EXERCISE DESCRIPTION: Select the lines that hold the word "triangle" and copy each one.

Dataset listings of figures:
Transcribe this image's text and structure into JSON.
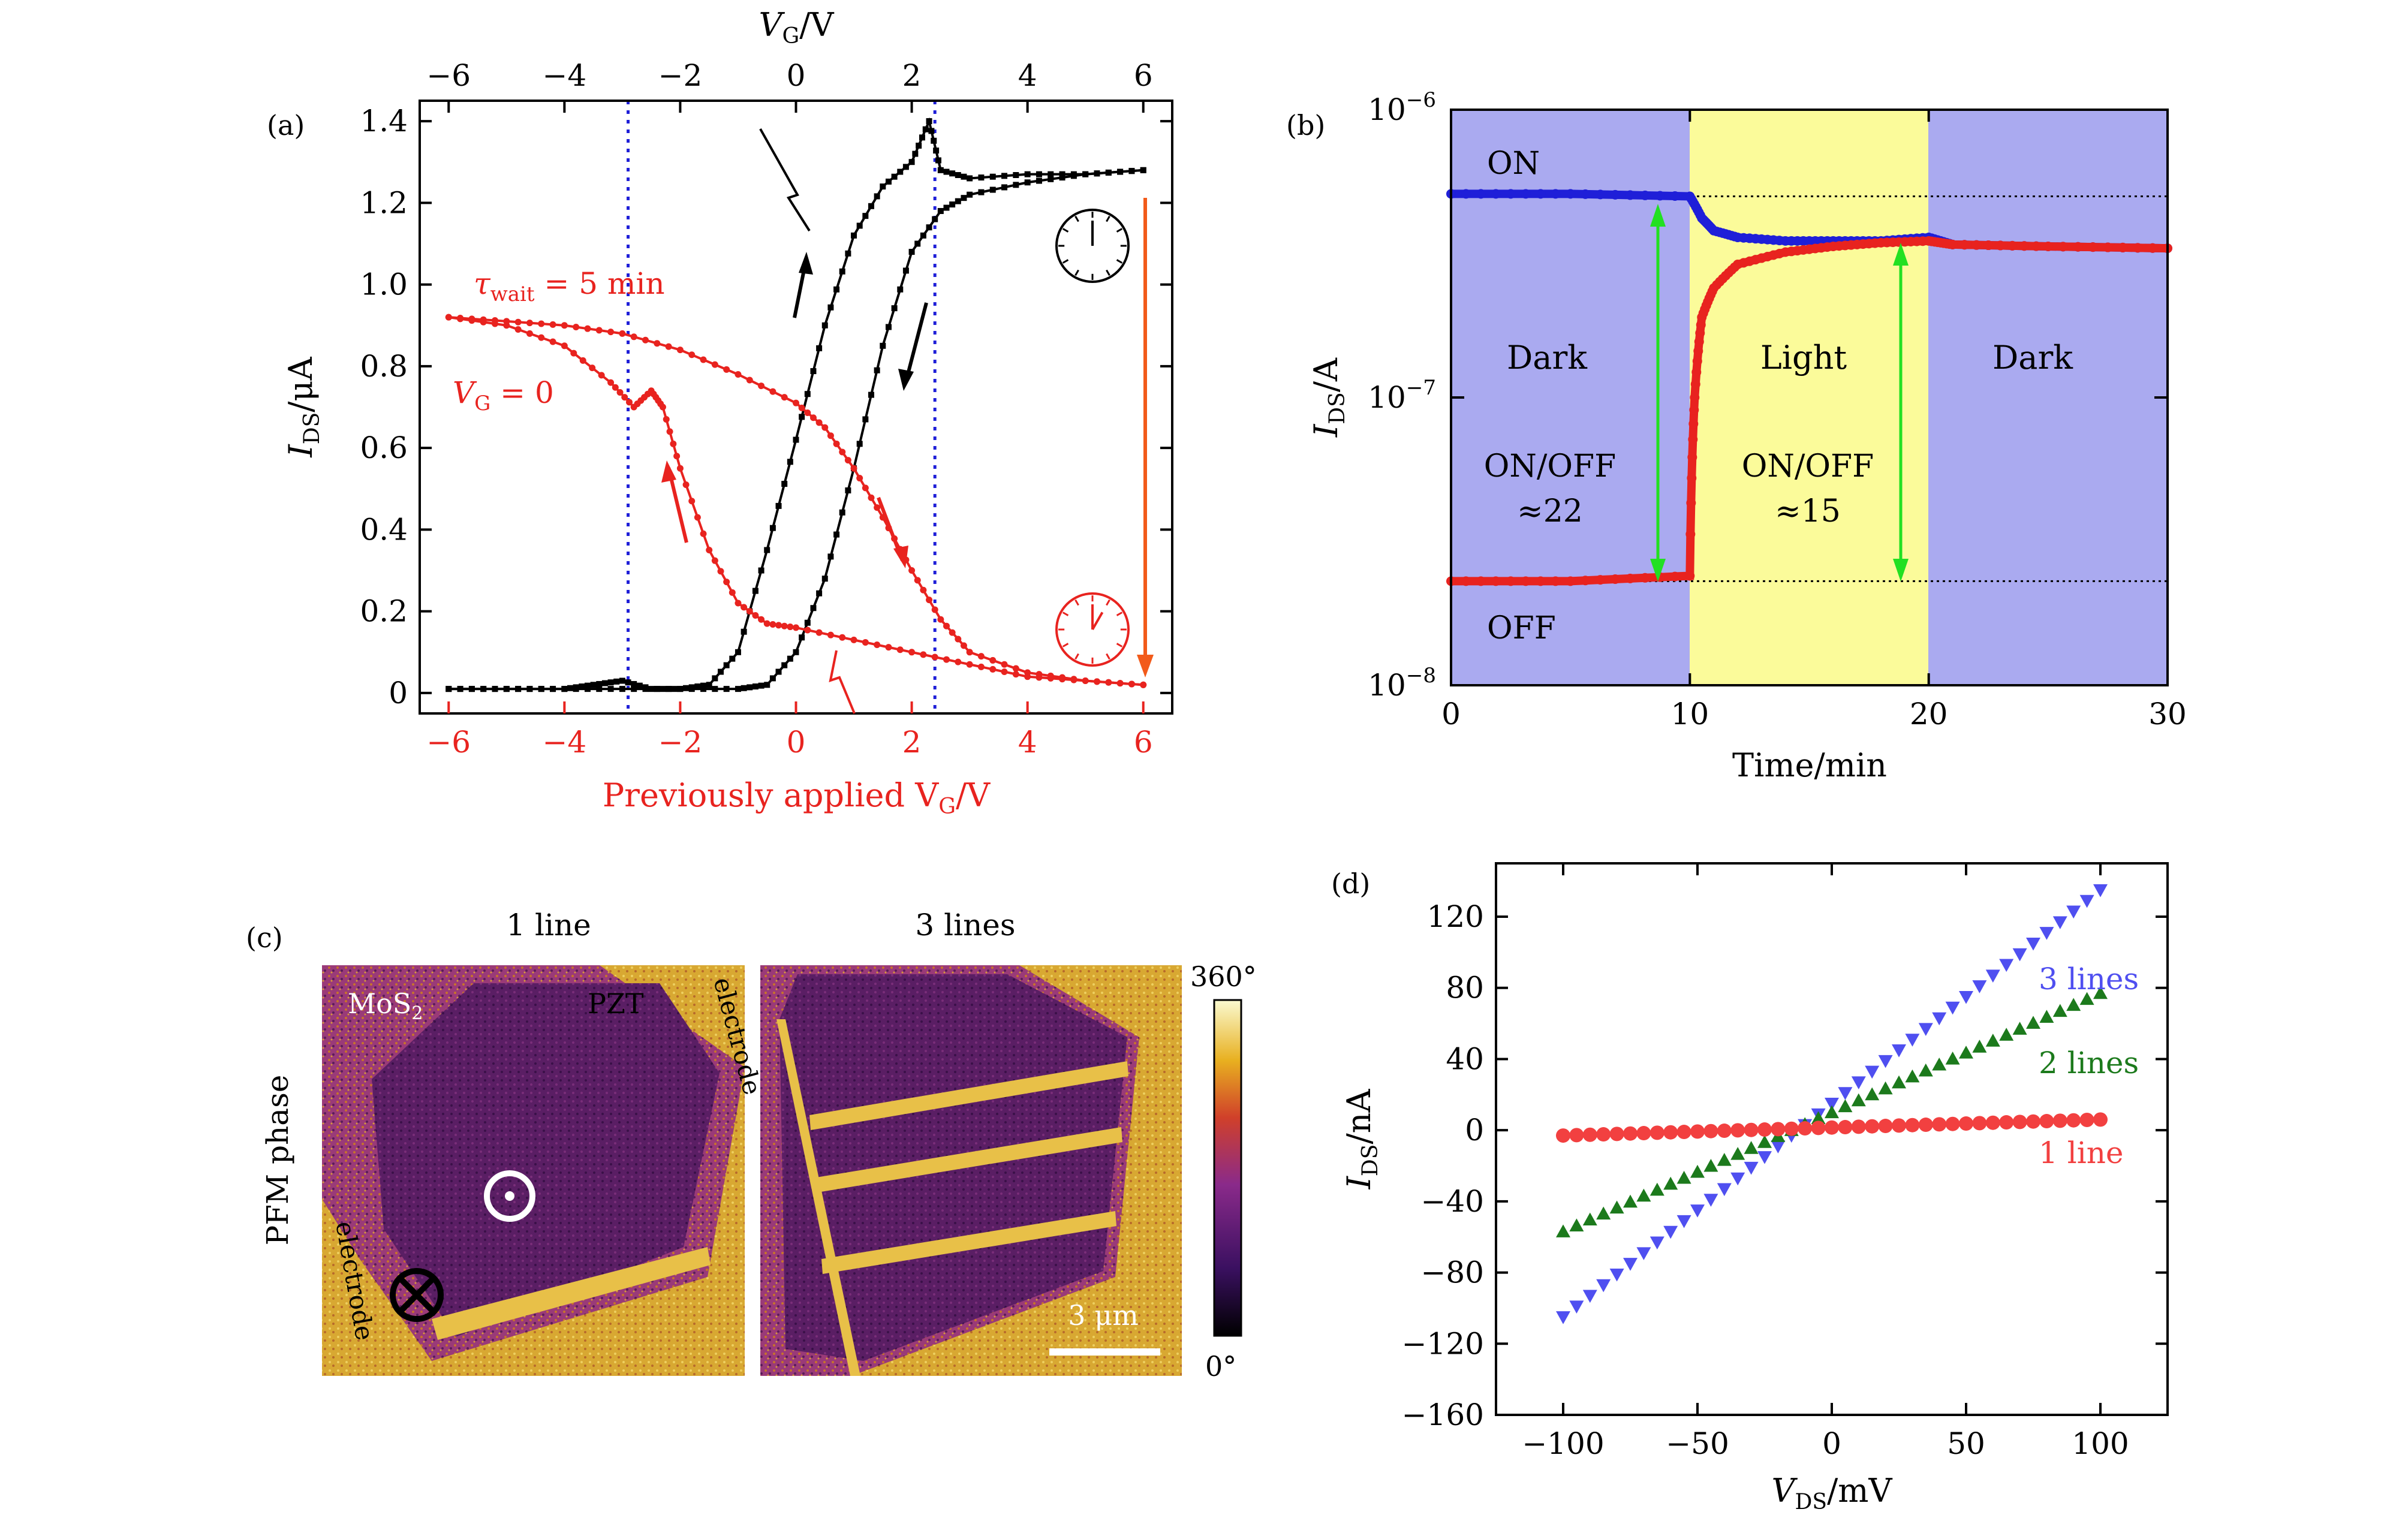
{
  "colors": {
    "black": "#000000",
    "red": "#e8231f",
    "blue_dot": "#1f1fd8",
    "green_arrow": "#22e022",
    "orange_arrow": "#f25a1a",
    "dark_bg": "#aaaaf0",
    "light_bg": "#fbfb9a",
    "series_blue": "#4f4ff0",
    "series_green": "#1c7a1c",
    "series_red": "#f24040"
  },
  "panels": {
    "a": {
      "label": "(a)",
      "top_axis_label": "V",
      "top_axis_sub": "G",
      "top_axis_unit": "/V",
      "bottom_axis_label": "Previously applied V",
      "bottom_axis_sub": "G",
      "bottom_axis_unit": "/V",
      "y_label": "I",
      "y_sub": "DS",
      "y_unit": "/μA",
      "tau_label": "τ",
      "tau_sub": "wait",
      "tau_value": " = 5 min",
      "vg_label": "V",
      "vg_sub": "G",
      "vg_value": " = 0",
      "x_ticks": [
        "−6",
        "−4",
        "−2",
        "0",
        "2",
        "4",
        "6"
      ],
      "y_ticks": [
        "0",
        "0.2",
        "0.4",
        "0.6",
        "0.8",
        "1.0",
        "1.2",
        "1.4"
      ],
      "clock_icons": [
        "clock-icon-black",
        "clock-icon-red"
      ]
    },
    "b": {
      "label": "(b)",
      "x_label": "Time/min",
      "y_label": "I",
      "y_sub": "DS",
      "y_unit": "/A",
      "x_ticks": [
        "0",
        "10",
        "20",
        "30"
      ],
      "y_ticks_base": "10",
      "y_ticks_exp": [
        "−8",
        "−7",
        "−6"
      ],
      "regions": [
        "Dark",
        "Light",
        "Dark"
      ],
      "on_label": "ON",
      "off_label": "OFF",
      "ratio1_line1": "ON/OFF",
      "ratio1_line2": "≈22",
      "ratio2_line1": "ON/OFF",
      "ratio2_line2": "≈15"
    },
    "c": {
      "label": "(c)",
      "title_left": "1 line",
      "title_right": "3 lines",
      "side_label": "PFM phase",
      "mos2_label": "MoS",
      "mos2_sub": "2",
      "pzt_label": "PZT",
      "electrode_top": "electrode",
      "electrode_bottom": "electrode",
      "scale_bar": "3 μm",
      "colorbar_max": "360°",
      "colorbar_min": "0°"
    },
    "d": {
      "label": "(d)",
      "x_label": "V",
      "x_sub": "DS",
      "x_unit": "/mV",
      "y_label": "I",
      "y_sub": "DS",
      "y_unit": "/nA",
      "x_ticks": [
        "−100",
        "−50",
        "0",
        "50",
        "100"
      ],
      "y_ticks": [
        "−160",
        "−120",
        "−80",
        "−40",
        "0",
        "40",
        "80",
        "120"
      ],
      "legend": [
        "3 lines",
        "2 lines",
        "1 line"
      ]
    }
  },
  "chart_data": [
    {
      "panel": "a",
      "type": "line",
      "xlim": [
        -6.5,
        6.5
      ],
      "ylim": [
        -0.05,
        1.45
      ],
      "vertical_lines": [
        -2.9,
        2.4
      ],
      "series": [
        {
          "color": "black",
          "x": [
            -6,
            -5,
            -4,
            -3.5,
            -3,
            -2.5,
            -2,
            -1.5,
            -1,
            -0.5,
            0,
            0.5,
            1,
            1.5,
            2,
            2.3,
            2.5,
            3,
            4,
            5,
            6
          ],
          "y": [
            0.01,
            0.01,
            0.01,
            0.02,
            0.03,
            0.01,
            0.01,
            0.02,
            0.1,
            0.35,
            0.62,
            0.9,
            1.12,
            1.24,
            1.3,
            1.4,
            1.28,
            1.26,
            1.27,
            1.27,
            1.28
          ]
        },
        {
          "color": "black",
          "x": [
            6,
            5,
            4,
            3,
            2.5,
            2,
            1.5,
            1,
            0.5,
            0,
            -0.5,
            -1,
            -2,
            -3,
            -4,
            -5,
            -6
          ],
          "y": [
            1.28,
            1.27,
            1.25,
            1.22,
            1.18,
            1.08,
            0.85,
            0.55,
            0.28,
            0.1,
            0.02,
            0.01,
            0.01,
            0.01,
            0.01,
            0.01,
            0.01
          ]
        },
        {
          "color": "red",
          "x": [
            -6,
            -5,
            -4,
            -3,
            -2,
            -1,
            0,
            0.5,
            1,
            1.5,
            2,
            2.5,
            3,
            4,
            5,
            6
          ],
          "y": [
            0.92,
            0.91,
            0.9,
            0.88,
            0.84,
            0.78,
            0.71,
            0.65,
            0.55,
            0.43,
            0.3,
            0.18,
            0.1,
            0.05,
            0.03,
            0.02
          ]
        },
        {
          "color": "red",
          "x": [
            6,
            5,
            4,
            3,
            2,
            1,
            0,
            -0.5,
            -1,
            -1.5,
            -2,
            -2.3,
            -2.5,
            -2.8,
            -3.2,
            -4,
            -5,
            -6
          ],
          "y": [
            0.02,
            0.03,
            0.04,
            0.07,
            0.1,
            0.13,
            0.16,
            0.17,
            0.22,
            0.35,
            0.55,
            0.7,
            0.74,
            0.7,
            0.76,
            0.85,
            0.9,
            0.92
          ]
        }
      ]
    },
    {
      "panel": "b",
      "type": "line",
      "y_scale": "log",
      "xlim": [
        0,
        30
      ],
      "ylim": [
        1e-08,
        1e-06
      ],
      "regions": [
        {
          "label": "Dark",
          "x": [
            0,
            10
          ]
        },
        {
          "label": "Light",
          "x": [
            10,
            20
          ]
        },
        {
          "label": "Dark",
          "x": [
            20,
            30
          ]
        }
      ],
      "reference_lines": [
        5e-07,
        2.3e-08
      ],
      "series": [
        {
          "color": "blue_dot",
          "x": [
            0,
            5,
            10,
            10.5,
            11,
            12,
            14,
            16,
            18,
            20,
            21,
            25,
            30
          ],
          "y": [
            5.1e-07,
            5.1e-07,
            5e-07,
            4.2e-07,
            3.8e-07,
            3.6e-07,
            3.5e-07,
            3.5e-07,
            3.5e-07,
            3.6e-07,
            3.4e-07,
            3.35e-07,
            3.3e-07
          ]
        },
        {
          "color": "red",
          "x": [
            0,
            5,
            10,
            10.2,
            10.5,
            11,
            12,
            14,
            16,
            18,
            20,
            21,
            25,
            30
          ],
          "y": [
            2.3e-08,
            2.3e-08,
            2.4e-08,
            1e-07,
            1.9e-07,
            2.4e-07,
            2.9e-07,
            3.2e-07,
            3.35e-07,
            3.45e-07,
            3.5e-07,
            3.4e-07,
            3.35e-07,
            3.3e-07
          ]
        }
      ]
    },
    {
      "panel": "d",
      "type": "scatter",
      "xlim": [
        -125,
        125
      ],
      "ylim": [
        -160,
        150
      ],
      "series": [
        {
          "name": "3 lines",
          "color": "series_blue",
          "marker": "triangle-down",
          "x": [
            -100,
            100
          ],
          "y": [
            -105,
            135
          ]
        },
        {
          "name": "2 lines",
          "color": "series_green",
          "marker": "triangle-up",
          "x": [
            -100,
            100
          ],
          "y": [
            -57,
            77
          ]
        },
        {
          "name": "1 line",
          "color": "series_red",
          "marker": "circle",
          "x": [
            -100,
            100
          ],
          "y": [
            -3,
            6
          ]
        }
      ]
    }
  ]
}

REPLY:
          "marker": "triangle-down",
          "marker": "triangle-up",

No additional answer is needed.